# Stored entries
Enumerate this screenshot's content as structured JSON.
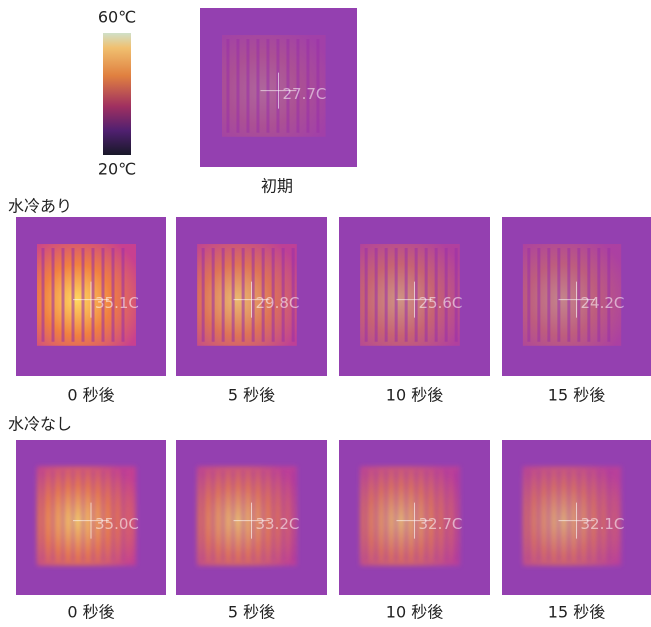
{
  "colorbar": {
    "max": "60℃",
    "min": "20℃"
  },
  "initial": {
    "caption": "初期",
    "temp": "27.7C"
  },
  "groups": [
    {
      "label": "水冷あり",
      "panels": [
        {
          "caption": "0 秒後",
          "temp": "35.1C"
        },
        {
          "caption": "5 秒後",
          "temp": "29.8C"
        },
        {
          "caption": "10 秒後",
          "temp": "25.6C"
        },
        {
          "caption": "15 秒後",
          "temp": "24.2C"
        }
      ]
    },
    {
      "label": "水冷なし",
      "panels": [
        {
          "caption": "0 秒後",
          "temp": "35.0C"
        },
        {
          "caption": "5 秒後",
          "temp": "33.2C"
        },
        {
          "caption": "10 秒後",
          "temp": "32.7C"
        },
        {
          "caption": "15 秒後",
          "temp": "32.1C"
        }
      ]
    }
  ]
}
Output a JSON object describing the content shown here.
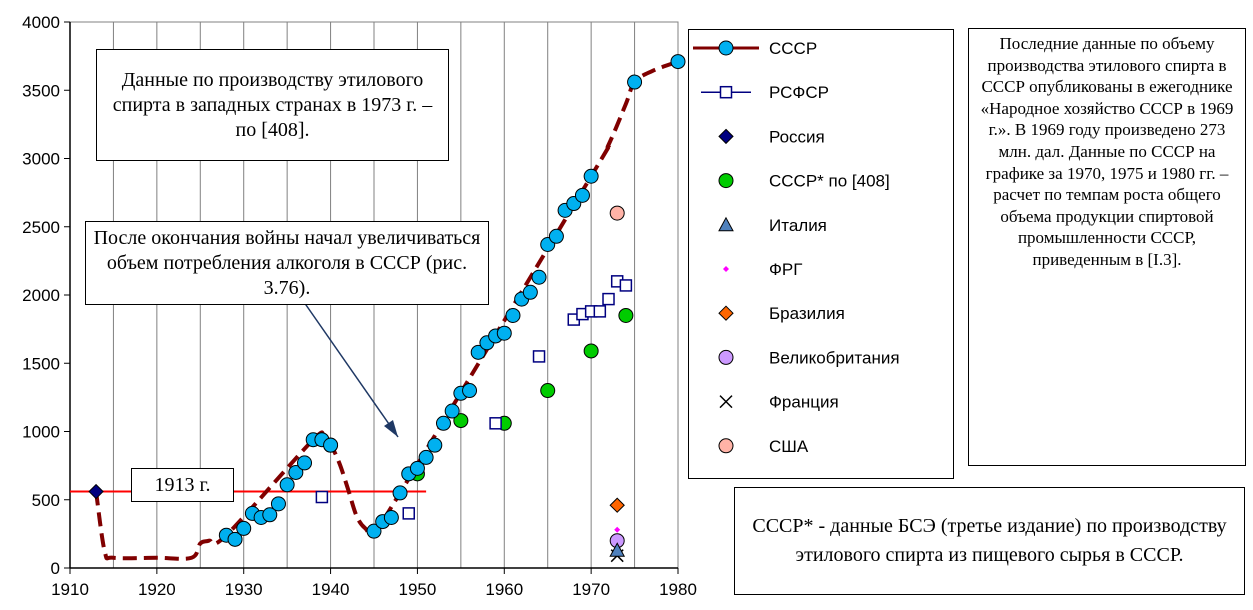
{
  "chart_data": {
    "type": "scatter",
    "xlim": [
      1910,
      1980
    ],
    "ylim": [
      0,
      4000
    ],
    "x_ticks": [
      1910,
      1920,
      1930,
      1940,
      1950,
      1960,
      1970,
      1980
    ],
    "y_ticks": [
      0,
      500,
      1000,
      1500,
      2000,
      2500,
      3000,
      3500,
      4000
    ],
    "grid": "vertical",
    "reference_line": {
      "y": 560,
      "x_range": [
        1910,
        1951
      ],
      "color": "#ff0000"
    },
    "series": [
      {
        "name": "СССР",
        "marker": "circle",
        "color": "#00b0f0",
        "line_color": "#800000",
        "points": [
          [
            1928,
            240
          ],
          [
            1929,
            210
          ],
          [
            1930,
            290
          ],
          [
            1931,
            400
          ],
          [
            1932,
            370
          ],
          [
            1933,
            390
          ],
          [
            1934,
            470
          ],
          [
            1935,
            610
          ],
          [
            1936,
            700
          ],
          [
            1937,
            770
          ],
          [
            1938,
            940
          ],
          [
            1939,
            940
          ],
          [
            1940,
            900
          ],
          [
            1945,
            270
          ],
          [
            1946,
            340
          ],
          [
            1947,
            370
          ],
          [
            1948,
            550
          ],
          [
            1949,
            690
          ],
          [
            1950,
            730
          ],
          [
            1951,
            810
          ],
          [
            1952,
            900
          ],
          [
            1953,
            1060
          ],
          [
            1954,
            1150
          ],
          [
            1955,
            1280
          ],
          [
            1956,
            1300
          ],
          [
            1957,
            1580
          ],
          [
            1958,
            1650
          ],
          [
            1959,
            1700
          ],
          [
            1960,
            1720
          ],
          [
            1961,
            1850
          ],
          [
            1962,
            1970
          ],
          [
            1963,
            2020
          ],
          [
            1964,
            2130
          ],
          [
            1965,
            2370
          ],
          [
            1966,
            2430
          ],
          [
            1967,
            2620
          ],
          [
            1968,
            2670
          ],
          [
            1969,
            2730
          ],
          [
            1970,
            2870
          ],
          [
            1975,
            3560
          ],
          [
            1980,
            3710
          ]
        ],
        "dashed_interpolation": [
          [
            1913,
            560
          ],
          [
            1914,
            120
          ],
          [
            1915,
            75
          ],
          [
            1920,
            75
          ],
          [
            1924,
            75
          ],
          [
            1925,
            180
          ],
          [
            1926,
            200
          ],
          [
            1928,
            240
          ],
          [
            1938,
            940
          ],
          [
            1939,
            940
          ],
          [
            1940,
            900
          ],
          [
            1941,
            770
          ],
          [
            1942,
            580
          ],
          [
            1943,
            380
          ],
          [
            1944,
            290
          ],
          [
            1945,
            270
          ],
          [
            1948,
            550
          ],
          [
            1970,
            2870
          ],
          [
            1972,
            3100
          ],
          [
            1974,
            3400
          ],
          [
            1975,
            3560
          ],
          [
            1977,
            3640
          ],
          [
            1980,
            3710
          ]
        ]
      },
      {
        "name": "РСФСР",
        "marker": "square-open",
        "color": "#000080",
        "points": [
          [
            1939,
            520
          ],
          [
            1949,
            400
          ],
          [
            1959,
            1060
          ],
          [
            1964,
            1550
          ],
          [
            1968,
            1820
          ],
          [
            1969,
            1860
          ],
          [
            1970,
            1880
          ],
          [
            1971,
            1880
          ],
          [
            1972,
            1970
          ],
          [
            1973,
            2100
          ],
          [
            1974,
            2070
          ]
        ]
      },
      {
        "name": "Россия",
        "marker": "diamond",
        "color": "#000080",
        "points": [
          [
            1913,
            560
          ]
        ]
      },
      {
        "name": "СССР* по [408]",
        "marker": "circle",
        "color": "#00cc00",
        "points": [
          [
            1940,
            900
          ],
          [
            1950,
            690
          ],
          [
            1955,
            1080
          ],
          [
            1960,
            1060
          ],
          [
            1965,
            1300
          ],
          [
            1970,
            1590
          ],
          [
            1974,
            1850
          ]
        ]
      },
      {
        "name": "Италия",
        "marker": "triangle",
        "color": "#4f81bd",
        "points": [
          [
            1973,
            130
          ]
        ]
      },
      {
        "name": "ФРГ",
        "marker": "small-diamond",
        "color": "#ff00ff",
        "points": [
          [
            1973,
            280
          ]
        ]
      },
      {
        "name": "Бразилия",
        "marker": "diamond",
        "color": "#ff6600",
        "points": [
          [
            1973,
            460
          ]
        ]
      },
      {
        "name": "Великобритания",
        "marker": "circle",
        "color": "#cc99ff",
        "points": [
          [
            1973,
            200
          ]
        ]
      },
      {
        "name": "Франция",
        "marker": "x",
        "color": "#000000",
        "points": [
          [
            1973,
            90
          ]
        ]
      },
      {
        "name": "США",
        "marker": "circle",
        "color": "#ffb3a7",
        "points": [
          [
            1973,
            2600
          ]
        ]
      }
    ]
  },
  "notes": {
    "west_data": "Данные по производству этилового спирта в западных странах в 1973 г. – по [408].",
    "postwar": "После окончания войны начал увеличиваться объем потребления алкоголя в СССР (рис. 3.76).",
    "year_1913": "1913 г.",
    "ussr_star": "СССР* - данные БСЭ (третье издание) по производству этилового спирта из пищевого сырья в СССР.",
    "right": "Последние данные по объему производства этилового спирта в СССР опубликованы в ежегоднике «Народное хозяйство СССР в 1969 г.». В 1969 году произведено 273 млн. дал. Данные по СССР на графике за 1970, 1975 и 1980 гг. – расчет по темпам роста общего объема продукции спиртовой промышленности СССР, приведенным в [I.3]."
  },
  "legend": {
    "items": [
      "СССР",
      "РСФСР",
      "Россия",
      "СССР* по [408]",
      "Италия",
      "ФРГ",
      "Бразилия",
      "Великобритания",
      "Франция",
      "США"
    ]
  }
}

# Task brief
Reproduce all of the data exactly, omitting each picture it holds.

# Exercise result
Enumerate this screenshot's content as structured JSON.
{
  "colorbar": {
    "max": "60℃",
    "min": "20℃"
  },
  "initial": {
    "caption": "初期",
    "temp": "27.7C"
  },
  "groups": [
    {
      "label": "水冷あり",
      "panels": [
        {
          "caption": "0 秒後",
          "temp": "35.1C"
        },
        {
          "caption": "5 秒後",
          "temp": "29.8C"
        },
        {
          "caption": "10 秒後",
          "temp": "25.6C"
        },
        {
          "caption": "15 秒後",
          "temp": "24.2C"
        }
      ]
    },
    {
      "label": "水冷なし",
      "panels": [
        {
          "caption": "0 秒後",
          "temp": "35.0C"
        },
        {
          "caption": "5 秒後",
          "temp": "33.2C"
        },
        {
          "caption": "10 秒後",
          "temp": "32.7C"
        },
        {
          "caption": "15 秒後",
          "temp": "32.1C"
        }
      ]
    }
  ]
}
Output a JSON object describing the content shown here.
{
  "chart_data": {
    "type": "scatter",
    "xlim": [
      1910,
      1980
    ],
    "ylim": [
      0,
      4000
    ],
    "x_ticks": [
      1910,
      1920,
      1930,
      1940,
      1950,
      1960,
      1970,
      1980
    ],
    "y_ticks": [
      0,
      500,
      1000,
      1500,
      2000,
      2500,
      3000,
      3500,
      4000
    ],
    "grid": "vertical",
    "reference_line": {
      "y": 560,
      "x_range": [
        1910,
        1951
      ],
      "color": "#ff0000"
    },
    "series": [
      {
        "name": "СССР",
        "marker": "circle",
        "color": "#00b0f0",
        "line_color": "#800000",
        "points": [
          [
            1928,
            240
          ],
          [
            1929,
            210
          ],
          [
            1930,
            290
          ],
          [
            1931,
            400
          ],
          [
            1932,
            370
          ],
          [
            1933,
            390
          ],
          [
            1934,
            470
          ],
          [
            1935,
            610
          ],
          [
            1936,
            700
          ],
          [
            1937,
            770
          ],
          [
            1938,
            940
          ],
          [
            1939,
            940
          ],
          [
            1940,
            900
          ],
          [
            1945,
            270
          ],
          [
            1946,
            340
          ],
          [
            1947,
            370
          ],
          [
            1948,
            550
          ],
          [
            1949,
            690
          ],
          [
            1950,
            730
          ],
          [
            1951,
            810
          ],
          [
            1952,
            900
          ],
          [
            1953,
            1060
          ],
          [
            1954,
            1150
          ],
          [
            1955,
            1280
          ],
          [
            1956,
            1300
          ],
          [
            1957,
            1580
          ],
          [
            1958,
            1650
          ],
          [
            1959,
            1700
          ],
          [
            1960,
            1720
          ],
          [
            1961,
            1850
          ],
          [
            1962,
            1970
          ],
          [
            1963,
            2020
          ],
          [
            1964,
            2130
          ],
          [
            1965,
            2370
          ],
          [
            1966,
            2430
          ],
          [
            1967,
            2620
          ],
          [
            1968,
            2670
          ],
          [
            1969,
            2730
          ],
          [
            1970,
            2870
          ],
          [
            1975,
            3560
          ],
          [
            1980,
            3710
          ]
        ],
        "dashed_interpolation": [
          [
            1913,
            560
          ],
          [
            1914,
            120
          ],
          [
            1915,
            75
          ],
          [
            1920,
            75
          ],
          [
            1924,
            75
          ],
          [
            1925,
            180
          ],
          [
            1926,
            200
          ],
          [
            1928,
            240
          ],
          [
            1938,
            940
          ],
          [
            1939,
            940
          ],
          [
            1940,
            900
          ],
          [
            1941,
            770
          ],
          [
            1942,
            580
          ],
          [
            1943,
            380
          ],
          [
            1944,
            290
          ],
          [
            1945,
            270
          ],
          [
            1948,
            550
          ],
          [
            1970,
            2870
          ],
          [
            1972,
            3100
          ],
          [
            1974,
            3400
          ],
          [
            1975,
            3560
          ],
          [
            1977,
            3640
          ],
          [
            1980,
            3710
          ]
        ]
      },
      {
        "name": "РСФСР",
        "marker": "square-open",
        "color": "#000080",
        "points": [
          [
            1939,
            520
          ],
          [
            1949,
            400
          ],
          [
            1959,
            1060
          ],
          [
            1964,
            1550
          ],
          [
            1968,
            1820
          ],
          [
            1969,
            1860
          ],
          [
            1970,
            1880
          ],
          [
            1971,
            1880
          ],
          [
            1972,
            1970
          ],
          [
            1973,
            2100
          ],
          [
            1974,
            2070
          ]
        ]
      },
      {
        "name": "Россия",
        "marker": "diamond",
        "color": "#000080",
        "points": [
          [
            1913,
            560
          ]
        ]
      },
      {
        "name": "СССР* по [408]",
        "marker": "circle",
        "color": "#00cc00",
        "points": [
          [
            1940,
            900
          ],
          [
            1950,
            690
          ],
          [
            1955,
            1080
          ],
          [
            1960,
            1060
          ],
          [
            1965,
            1300
          ],
          [
            1970,
            1590
          ],
          [
            1974,
            1850
          ]
        ]
      },
      {
        "name": "Италия",
        "marker": "triangle",
        "color": "#4f81bd",
        "points": [
          [
            1973,
            130
          ]
        ]
      },
      {
        "name": "ФРГ",
        "marker": "small-diamond",
        "color": "#ff00ff",
        "points": [
          [
            1973,
            280
          ]
        ]
      },
      {
        "name": "Бразилия",
        "marker": "diamond",
        "color": "#ff6600",
        "points": [
          [
            1973,
            460
          ]
        ]
      },
      {
        "name": "Великобритания",
        "marker": "circle",
        "color": "#cc99ff",
        "points": [
          [
            1973,
            200
          ]
        ]
      },
      {
        "name": "Франция",
        "marker": "x",
        "color": "#000000",
        "points": [
          [
            1973,
            90
          ]
        ]
      },
      {
        "name": "США",
        "marker": "circle",
        "color": "#ffb3a7",
        "points": [
          [
            1973,
            2600
          ]
        ]
      }
    ]
  },
  "notes": {
    "west_data": "Данные по производству этилового спирта в западных странах в 1973 г. – по [408].",
    "postwar": "После окончания войны начал увеличиваться объем потребления алкоголя в СССР (рис. 3.76).",
    "year_1913": "1913 г.",
    "ussr_star": "СССР* - данные БСЭ (третье издание) по производству этилового спирта из пищевого сырья в СССР.",
    "right": "Последние данные по объему производства этилового спирта в СССР опубликованы в ежегоднике «Народное хозяйство СССР в 1969 г.». В 1969 году произведено 273 млн. дал. Данные по СССР на графике за 1970, 1975 и 1980 гг. – расчет по темпам роста общего объема продукции спиртовой промышленности СССР, приведенным в [I.3]."
  },
  "legend": {
    "items": [
      "СССР",
      "РСФСР",
      "Россия",
      "СССР* по [408]",
      "Италия",
      "ФРГ",
      "Бразилия",
      "Великобритания",
      "Франция",
      "США"
    ]
  }
}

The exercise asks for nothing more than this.